Your objective: Copy every line of the records below that holds the word "content".

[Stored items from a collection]
———
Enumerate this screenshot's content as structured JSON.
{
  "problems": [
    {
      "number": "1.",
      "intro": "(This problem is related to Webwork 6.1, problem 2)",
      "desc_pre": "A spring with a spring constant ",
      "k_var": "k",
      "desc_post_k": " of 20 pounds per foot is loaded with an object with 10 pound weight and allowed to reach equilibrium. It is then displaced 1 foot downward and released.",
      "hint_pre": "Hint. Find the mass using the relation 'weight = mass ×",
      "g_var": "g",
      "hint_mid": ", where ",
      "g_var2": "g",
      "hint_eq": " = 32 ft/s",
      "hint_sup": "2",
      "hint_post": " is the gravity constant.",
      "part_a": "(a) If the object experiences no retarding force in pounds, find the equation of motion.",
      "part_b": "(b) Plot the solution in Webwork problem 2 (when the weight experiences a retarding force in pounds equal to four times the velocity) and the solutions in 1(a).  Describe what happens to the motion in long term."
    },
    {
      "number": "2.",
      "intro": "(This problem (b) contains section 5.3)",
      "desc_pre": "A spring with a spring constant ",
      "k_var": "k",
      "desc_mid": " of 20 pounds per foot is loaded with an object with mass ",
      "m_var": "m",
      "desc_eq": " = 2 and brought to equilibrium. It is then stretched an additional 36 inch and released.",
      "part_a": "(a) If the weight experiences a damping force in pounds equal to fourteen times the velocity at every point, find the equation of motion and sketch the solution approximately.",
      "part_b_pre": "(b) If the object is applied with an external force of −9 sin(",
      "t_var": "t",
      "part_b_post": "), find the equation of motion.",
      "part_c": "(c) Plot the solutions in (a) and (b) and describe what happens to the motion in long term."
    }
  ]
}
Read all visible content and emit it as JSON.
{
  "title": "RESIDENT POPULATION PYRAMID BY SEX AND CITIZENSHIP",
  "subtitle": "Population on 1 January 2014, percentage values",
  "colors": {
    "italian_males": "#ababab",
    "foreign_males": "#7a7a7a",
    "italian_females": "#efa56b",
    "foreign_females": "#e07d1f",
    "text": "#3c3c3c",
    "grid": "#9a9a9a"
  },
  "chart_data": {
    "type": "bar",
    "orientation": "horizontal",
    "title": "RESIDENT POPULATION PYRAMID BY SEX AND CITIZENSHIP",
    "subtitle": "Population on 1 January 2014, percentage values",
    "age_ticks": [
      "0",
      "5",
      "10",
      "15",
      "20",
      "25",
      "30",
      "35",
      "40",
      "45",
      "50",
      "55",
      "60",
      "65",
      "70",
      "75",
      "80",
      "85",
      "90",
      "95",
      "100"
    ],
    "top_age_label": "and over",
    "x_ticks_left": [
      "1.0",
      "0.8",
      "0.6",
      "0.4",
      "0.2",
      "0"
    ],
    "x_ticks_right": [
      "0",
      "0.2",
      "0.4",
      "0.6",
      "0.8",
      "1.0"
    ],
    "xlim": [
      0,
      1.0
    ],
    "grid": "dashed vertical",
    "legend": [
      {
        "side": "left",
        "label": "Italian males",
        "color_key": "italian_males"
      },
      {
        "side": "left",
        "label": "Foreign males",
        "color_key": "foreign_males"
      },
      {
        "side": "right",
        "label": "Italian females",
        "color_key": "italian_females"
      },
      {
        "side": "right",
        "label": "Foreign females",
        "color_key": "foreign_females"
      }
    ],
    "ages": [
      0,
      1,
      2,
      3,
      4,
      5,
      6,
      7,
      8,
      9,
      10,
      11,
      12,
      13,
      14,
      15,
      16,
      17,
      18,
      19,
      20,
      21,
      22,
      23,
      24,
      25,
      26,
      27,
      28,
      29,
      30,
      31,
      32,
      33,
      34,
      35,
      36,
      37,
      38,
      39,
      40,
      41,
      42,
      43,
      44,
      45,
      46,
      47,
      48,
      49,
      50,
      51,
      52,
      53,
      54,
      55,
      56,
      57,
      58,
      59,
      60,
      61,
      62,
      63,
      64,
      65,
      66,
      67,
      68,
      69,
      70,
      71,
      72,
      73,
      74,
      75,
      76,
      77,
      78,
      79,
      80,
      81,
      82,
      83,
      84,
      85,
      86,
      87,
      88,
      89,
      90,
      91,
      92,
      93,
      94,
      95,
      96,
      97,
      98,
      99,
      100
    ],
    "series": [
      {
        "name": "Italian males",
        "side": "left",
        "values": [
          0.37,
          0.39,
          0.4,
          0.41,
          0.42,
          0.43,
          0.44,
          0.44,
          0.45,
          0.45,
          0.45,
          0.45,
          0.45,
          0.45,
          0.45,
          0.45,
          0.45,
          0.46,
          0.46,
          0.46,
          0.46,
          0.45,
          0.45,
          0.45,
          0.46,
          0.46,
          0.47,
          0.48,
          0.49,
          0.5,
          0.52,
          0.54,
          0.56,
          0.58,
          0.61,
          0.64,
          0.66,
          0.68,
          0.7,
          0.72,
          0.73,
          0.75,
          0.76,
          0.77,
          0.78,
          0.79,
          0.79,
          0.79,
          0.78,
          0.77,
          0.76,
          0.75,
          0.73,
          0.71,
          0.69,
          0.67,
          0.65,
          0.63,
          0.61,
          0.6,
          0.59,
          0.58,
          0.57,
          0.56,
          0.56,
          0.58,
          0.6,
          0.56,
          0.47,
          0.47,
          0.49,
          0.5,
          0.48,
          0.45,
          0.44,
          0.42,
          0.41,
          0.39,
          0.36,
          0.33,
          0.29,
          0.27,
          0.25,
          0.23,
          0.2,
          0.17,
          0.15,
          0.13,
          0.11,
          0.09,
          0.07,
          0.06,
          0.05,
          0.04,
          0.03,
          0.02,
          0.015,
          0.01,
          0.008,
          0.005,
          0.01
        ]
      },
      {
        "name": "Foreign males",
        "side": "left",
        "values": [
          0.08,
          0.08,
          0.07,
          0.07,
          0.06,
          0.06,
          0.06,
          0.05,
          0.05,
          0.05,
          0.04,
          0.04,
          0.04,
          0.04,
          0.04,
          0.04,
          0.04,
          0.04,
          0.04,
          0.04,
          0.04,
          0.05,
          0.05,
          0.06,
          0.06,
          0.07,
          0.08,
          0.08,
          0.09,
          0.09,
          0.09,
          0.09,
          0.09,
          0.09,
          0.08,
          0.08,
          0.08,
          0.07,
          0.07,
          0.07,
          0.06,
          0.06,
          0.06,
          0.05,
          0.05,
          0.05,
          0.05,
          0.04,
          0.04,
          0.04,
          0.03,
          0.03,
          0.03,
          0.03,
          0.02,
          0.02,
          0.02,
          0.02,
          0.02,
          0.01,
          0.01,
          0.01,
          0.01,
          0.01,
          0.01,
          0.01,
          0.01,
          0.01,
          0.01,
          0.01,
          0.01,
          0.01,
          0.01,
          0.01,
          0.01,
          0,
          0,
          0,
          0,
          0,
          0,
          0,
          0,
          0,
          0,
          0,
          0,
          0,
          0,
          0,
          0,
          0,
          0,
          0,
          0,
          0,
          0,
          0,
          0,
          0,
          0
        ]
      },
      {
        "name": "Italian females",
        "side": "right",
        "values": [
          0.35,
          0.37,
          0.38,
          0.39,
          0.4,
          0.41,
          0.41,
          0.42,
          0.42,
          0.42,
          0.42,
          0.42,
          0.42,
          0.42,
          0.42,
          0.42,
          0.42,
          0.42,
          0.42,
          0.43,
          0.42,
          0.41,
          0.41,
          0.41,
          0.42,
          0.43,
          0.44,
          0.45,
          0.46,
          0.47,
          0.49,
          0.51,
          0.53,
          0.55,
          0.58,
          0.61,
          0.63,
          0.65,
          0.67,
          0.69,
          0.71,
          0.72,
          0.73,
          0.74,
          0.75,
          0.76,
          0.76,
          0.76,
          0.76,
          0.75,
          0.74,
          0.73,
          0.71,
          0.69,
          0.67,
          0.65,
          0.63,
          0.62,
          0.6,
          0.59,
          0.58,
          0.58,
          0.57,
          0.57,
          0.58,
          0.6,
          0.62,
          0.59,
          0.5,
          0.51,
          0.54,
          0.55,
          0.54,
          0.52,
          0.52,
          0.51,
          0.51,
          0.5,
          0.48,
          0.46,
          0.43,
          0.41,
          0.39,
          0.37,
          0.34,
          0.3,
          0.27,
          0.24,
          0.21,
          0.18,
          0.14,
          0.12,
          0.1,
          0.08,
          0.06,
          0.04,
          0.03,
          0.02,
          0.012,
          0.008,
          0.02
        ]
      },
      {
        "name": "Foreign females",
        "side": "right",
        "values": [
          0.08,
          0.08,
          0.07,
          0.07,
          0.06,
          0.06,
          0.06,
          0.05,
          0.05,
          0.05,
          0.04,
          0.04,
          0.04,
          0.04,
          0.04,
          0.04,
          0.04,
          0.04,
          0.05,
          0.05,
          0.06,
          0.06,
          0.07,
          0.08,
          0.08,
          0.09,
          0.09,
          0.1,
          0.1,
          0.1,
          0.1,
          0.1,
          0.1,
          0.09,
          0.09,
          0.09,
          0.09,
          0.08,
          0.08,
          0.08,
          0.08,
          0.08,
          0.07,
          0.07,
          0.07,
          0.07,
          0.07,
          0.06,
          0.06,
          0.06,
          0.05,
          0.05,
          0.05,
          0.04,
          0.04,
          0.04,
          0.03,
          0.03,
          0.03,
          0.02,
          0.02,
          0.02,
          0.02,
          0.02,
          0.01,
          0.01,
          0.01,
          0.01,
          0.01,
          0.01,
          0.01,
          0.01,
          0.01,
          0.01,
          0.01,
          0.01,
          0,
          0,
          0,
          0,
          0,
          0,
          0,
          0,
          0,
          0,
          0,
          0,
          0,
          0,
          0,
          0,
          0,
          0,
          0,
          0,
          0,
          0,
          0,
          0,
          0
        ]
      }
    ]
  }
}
———
Task output:
Enumerate this screenshot's content as structured JSON.
Read all visible content and emit it as JSON.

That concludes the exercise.